Your copy should begin at the line containing "What data was" and end at the last line of the records; transcribe those lines exactly and leave out every picture.

### Task material
■ ■ ■

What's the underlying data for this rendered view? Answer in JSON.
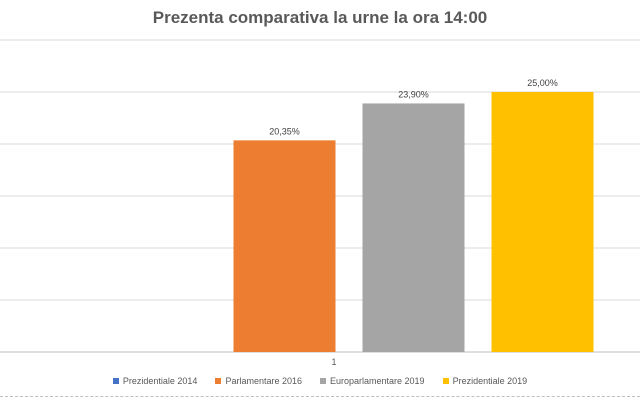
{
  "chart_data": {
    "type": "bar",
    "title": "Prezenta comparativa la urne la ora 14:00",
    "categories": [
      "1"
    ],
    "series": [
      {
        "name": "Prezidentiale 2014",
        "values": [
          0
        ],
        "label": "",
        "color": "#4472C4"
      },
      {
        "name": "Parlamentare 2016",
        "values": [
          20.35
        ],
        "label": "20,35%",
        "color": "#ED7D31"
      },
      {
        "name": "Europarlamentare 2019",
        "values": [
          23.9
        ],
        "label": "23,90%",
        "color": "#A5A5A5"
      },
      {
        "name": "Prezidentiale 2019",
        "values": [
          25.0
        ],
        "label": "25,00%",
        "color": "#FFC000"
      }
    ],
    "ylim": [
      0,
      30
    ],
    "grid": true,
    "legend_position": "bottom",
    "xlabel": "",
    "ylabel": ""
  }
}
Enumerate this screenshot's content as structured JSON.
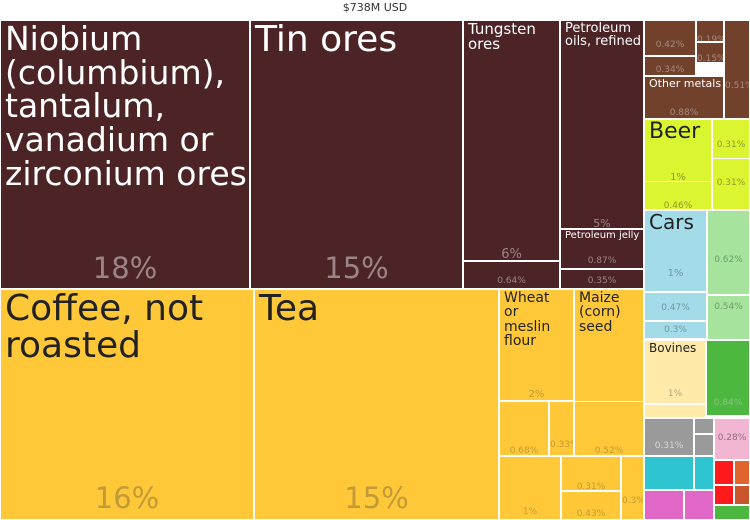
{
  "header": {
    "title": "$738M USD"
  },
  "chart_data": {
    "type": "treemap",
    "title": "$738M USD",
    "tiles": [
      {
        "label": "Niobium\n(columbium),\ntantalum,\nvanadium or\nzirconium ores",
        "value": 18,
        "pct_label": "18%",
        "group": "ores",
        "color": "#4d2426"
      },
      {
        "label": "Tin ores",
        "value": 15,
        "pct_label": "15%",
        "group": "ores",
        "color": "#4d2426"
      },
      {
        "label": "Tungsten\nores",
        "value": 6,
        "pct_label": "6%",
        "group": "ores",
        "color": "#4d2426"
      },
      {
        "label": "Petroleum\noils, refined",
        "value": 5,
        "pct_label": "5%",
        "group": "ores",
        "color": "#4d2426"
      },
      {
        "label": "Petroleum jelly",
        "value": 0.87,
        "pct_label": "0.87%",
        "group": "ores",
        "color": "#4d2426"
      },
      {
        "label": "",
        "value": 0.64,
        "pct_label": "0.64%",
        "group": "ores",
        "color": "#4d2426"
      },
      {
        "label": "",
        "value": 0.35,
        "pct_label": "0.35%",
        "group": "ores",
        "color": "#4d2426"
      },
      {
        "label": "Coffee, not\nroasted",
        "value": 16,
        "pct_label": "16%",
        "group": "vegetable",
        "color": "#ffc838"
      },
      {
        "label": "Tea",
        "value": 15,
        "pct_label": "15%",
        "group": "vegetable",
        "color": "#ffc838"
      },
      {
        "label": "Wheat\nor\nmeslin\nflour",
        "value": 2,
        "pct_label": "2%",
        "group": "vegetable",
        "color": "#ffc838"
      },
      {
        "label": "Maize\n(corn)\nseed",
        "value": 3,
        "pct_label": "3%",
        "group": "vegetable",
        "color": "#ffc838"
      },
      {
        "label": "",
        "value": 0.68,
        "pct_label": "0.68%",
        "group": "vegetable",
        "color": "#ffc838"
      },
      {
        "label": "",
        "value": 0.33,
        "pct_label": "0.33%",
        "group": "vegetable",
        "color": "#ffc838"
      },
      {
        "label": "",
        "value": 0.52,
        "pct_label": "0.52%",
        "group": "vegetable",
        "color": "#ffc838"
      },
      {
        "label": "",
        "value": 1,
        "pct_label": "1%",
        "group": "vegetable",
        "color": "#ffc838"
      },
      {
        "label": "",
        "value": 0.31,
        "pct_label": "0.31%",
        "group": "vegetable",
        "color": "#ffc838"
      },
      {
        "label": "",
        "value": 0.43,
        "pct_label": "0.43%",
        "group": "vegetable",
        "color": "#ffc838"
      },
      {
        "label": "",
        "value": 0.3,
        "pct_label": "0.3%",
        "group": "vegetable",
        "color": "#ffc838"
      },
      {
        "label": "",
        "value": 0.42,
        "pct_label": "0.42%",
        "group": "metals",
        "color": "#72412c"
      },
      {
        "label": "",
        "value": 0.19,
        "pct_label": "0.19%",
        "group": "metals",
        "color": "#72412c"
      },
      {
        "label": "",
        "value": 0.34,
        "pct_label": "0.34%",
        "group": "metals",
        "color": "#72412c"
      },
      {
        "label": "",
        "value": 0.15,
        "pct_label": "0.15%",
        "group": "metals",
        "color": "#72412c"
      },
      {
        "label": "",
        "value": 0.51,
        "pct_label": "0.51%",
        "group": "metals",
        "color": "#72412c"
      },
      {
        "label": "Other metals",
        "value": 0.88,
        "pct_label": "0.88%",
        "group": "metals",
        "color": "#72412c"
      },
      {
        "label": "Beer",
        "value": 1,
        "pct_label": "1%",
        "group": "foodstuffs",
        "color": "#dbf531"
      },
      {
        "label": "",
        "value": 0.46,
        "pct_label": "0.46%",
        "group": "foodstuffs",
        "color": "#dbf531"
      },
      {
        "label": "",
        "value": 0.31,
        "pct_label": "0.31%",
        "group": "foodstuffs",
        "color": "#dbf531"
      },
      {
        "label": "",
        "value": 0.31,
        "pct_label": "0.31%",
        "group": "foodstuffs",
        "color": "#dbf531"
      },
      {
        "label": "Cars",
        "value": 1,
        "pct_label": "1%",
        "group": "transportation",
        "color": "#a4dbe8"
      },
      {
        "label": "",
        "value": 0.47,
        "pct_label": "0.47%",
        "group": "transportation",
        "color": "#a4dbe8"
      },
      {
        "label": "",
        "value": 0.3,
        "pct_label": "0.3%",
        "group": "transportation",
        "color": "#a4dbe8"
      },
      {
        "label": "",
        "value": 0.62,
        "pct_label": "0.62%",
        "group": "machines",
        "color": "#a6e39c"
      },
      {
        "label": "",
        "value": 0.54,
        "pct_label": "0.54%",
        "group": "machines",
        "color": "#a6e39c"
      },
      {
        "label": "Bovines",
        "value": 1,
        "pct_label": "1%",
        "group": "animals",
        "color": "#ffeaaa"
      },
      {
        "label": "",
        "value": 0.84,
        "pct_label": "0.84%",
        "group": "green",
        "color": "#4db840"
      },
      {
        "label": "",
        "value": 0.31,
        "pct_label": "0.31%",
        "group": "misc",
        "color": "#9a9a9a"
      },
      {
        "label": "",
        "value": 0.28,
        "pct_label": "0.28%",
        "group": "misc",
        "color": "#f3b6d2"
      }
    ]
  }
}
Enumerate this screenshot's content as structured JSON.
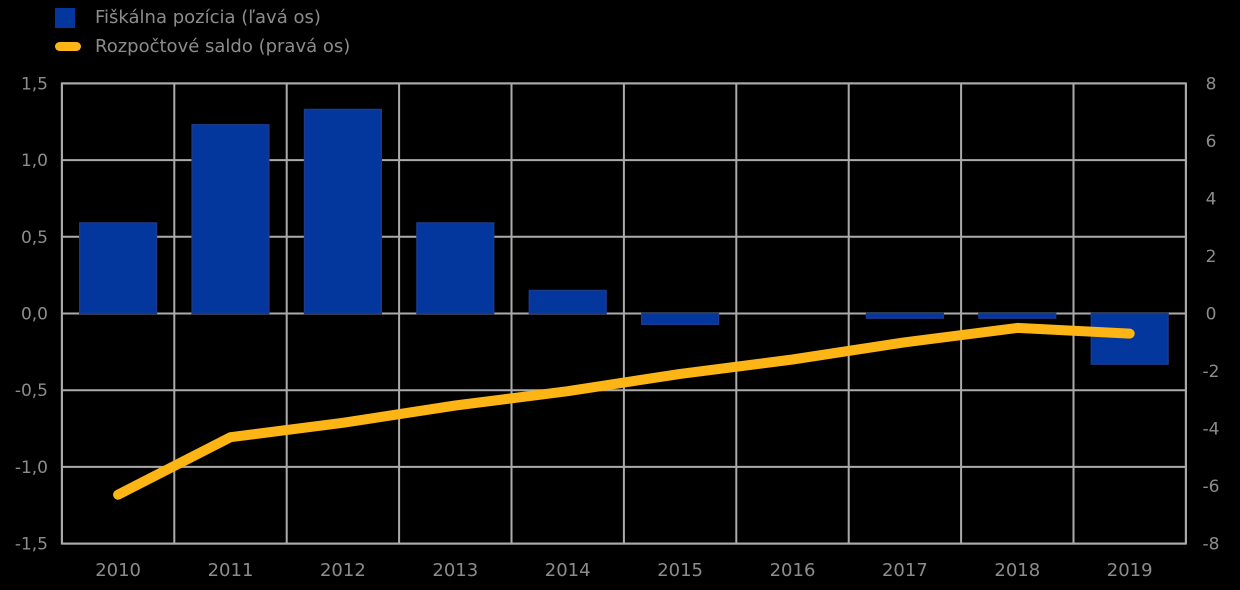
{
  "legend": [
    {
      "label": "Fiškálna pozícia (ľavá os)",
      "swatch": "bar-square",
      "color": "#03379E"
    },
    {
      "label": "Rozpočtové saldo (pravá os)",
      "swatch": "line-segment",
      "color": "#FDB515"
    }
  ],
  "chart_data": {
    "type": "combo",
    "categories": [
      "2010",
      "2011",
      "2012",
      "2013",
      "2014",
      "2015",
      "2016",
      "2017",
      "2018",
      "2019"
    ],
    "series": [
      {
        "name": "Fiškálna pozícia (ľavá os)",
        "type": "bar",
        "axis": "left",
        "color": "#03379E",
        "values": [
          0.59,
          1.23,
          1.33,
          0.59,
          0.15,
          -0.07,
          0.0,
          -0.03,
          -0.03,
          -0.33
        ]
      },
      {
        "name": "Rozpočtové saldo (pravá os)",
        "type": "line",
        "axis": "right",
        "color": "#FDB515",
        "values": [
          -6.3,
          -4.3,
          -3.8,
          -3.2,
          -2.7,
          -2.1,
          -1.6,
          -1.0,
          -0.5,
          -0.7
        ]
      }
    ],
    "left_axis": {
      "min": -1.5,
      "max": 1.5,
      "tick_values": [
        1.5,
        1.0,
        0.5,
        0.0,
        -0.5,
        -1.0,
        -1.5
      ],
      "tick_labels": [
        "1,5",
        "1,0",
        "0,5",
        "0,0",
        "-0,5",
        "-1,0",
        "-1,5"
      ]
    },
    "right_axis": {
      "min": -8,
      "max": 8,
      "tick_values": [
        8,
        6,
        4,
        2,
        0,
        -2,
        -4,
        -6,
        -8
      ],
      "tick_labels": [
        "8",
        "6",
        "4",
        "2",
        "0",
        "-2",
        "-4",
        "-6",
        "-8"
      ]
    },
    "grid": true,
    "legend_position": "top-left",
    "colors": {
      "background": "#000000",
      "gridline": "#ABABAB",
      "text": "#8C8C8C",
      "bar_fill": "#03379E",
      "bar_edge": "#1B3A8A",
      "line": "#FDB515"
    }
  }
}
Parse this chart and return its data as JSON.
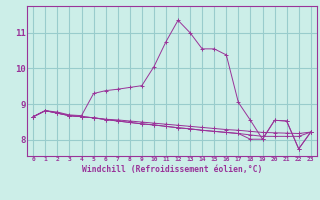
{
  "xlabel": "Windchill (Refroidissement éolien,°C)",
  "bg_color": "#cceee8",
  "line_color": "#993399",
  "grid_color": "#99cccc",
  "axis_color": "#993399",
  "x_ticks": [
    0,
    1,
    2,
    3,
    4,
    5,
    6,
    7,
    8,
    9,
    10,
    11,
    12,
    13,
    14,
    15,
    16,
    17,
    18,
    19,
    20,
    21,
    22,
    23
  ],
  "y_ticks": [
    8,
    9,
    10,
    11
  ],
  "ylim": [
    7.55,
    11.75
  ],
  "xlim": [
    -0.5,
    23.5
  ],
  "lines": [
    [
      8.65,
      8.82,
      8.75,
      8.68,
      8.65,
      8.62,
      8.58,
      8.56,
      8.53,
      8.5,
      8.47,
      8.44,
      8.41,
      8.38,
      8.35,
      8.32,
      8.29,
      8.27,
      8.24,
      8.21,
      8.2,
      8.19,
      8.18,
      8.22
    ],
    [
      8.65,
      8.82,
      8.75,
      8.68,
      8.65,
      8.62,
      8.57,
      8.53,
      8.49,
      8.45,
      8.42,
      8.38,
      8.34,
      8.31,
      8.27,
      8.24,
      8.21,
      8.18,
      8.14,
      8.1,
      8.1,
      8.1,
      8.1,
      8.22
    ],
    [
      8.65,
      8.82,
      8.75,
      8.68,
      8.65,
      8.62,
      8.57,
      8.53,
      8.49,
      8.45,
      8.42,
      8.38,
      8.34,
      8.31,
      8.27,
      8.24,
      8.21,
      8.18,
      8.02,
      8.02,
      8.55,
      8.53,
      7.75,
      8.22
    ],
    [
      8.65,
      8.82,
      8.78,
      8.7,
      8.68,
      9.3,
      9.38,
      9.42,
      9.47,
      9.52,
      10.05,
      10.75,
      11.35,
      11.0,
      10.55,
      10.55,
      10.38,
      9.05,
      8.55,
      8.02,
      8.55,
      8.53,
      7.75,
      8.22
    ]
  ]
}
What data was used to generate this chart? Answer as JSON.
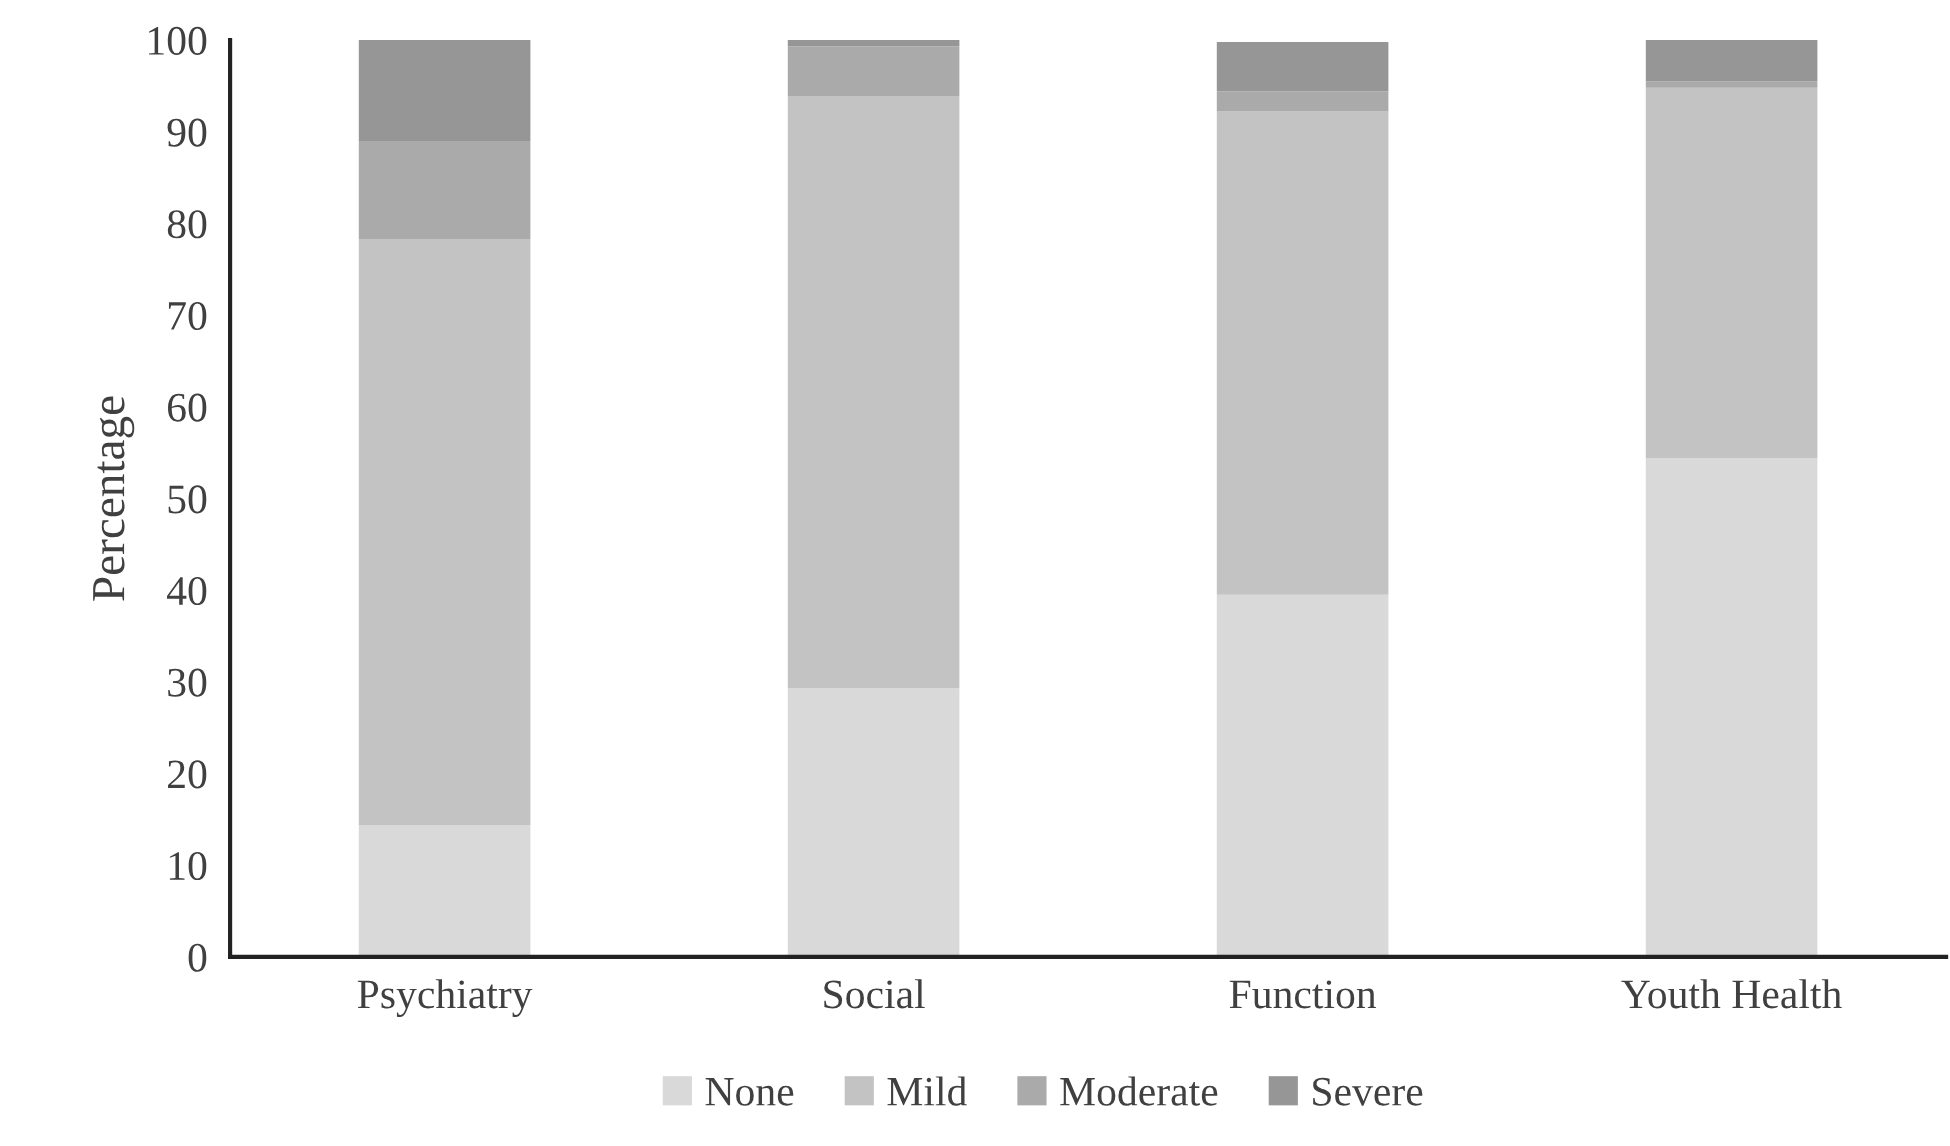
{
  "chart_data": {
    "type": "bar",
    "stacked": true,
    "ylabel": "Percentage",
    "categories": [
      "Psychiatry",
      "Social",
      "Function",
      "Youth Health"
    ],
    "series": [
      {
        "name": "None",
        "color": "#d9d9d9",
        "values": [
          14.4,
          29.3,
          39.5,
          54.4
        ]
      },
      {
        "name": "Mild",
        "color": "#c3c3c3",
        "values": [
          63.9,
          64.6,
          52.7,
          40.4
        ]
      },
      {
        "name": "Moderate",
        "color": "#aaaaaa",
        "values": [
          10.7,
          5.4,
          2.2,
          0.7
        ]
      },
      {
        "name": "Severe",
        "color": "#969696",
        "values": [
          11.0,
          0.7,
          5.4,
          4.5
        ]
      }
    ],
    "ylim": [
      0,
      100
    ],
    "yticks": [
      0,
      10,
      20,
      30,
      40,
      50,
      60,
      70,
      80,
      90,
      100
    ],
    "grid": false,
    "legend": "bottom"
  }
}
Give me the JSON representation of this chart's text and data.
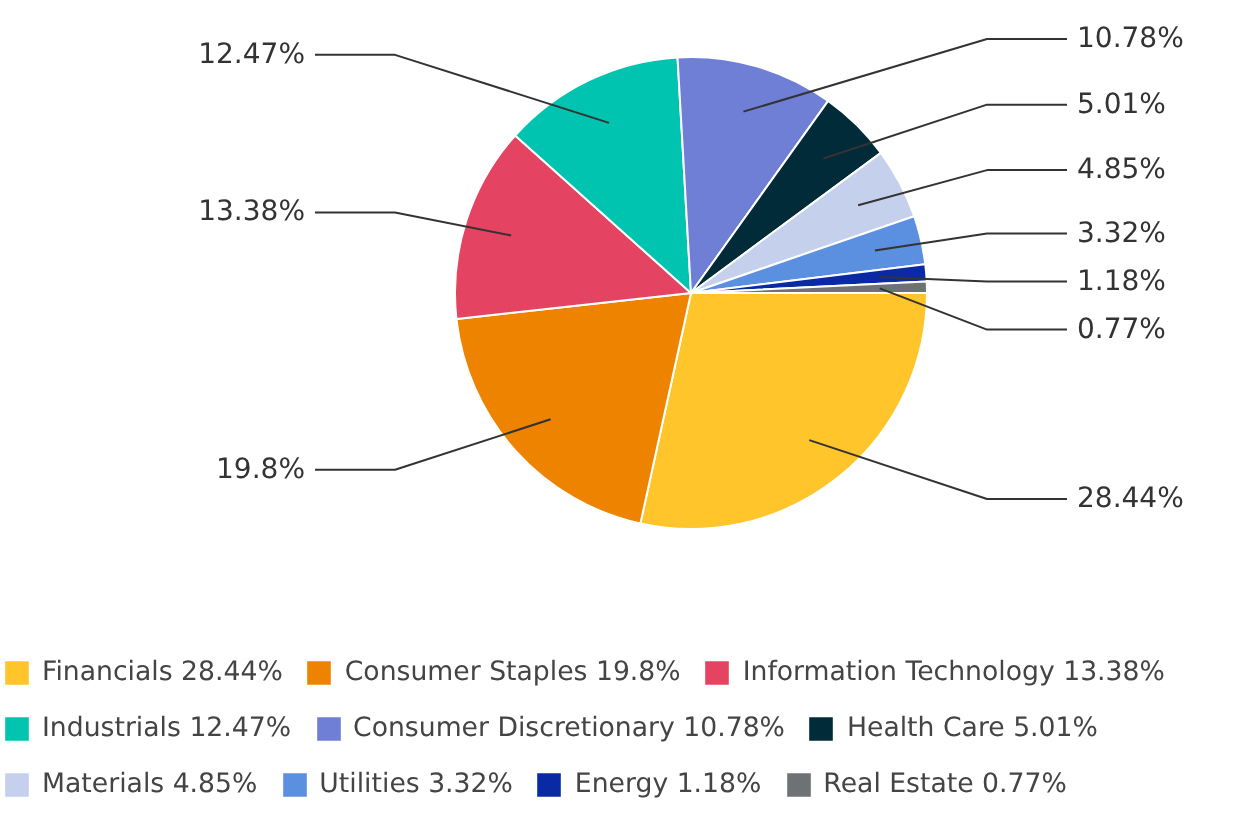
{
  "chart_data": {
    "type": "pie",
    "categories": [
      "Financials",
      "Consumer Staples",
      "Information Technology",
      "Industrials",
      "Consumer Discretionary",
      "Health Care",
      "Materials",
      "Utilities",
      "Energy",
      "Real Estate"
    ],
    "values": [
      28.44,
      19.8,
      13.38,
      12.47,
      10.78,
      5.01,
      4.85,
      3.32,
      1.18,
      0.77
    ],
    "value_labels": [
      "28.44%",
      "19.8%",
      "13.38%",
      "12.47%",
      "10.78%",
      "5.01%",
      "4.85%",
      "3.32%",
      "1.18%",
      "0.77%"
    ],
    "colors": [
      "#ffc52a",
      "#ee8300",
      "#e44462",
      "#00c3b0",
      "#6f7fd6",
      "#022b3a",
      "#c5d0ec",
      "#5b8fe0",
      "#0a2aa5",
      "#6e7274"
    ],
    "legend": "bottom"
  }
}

■ ■ ■

### The answer
What data was used to generate this chart? Answer as JSON.
{
  "chart_data": {
    "type": "bar",
    "stacked": true,
    "ylabel": "Percentage",
    "categories": [
      "Psychiatry",
      "Social",
      "Function",
      "Youth Health"
    ],
    "series": [
      {
        "name": "None",
        "color": "#d9d9d9",
        "values": [
          14.4,
          29.3,
          39.5,
          54.4
        ]
      },
      {
        "name": "Mild",
        "color": "#c3c3c3",
        "values": [
          63.9,
          64.6,
          52.7,
          40.4
        ]
      },
      {
        "name": "Moderate",
        "color": "#aaaaaa",
        "values": [
          10.7,
          5.4,
          2.2,
          0.7
        ]
      },
      {
        "name": "Severe",
        "color": "#969696",
        "values": [
          11.0,
          0.7,
          5.4,
          4.5
        ]
      }
    ],
    "ylim": [
      0,
      100
    ],
    "yticks": [
      0,
      10,
      20,
      30,
      40,
      50,
      60,
      70,
      80,
      90,
      100
    ],
    "grid": false,
    "legend": "bottom"
  }
}
Give me the JSON representation of this chart's text and data.
{
  "chart_data": {
    "type": "pie",
    "categories": [
      "Financials",
      "Consumer Staples",
      "Information Technology",
      "Industrials",
      "Consumer Discretionary",
      "Health Care",
      "Materials",
      "Utilities",
      "Energy",
      "Real Estate"
    ],
    "values": [
      28.44,
      19.8,
      13.38,
      12.47,
      10.78,
      5.01,
      4.85,
      3.32,
      1.18,
      0.77
    ],
    "value_labels": [
      "28.44%",
      "19.8%",
      "13.38%",
      "12.47%",
      "10.78%",
      "5.01%",
      "4.85%",
      "3.32%",
      "1.18%",
      "0.77%"
    ],
    "colors": [
      "#ffc52a",
      "#ee8300",
      "#e44462",
      "#00c3b0",
      "#6f7fd6",
      "#022b3a",
      "#c5d0ec",
      "#5b8fe0",
      "#0a2aa5",
      "#6e7274"
    ],
    "legend": "bottom"
  }
}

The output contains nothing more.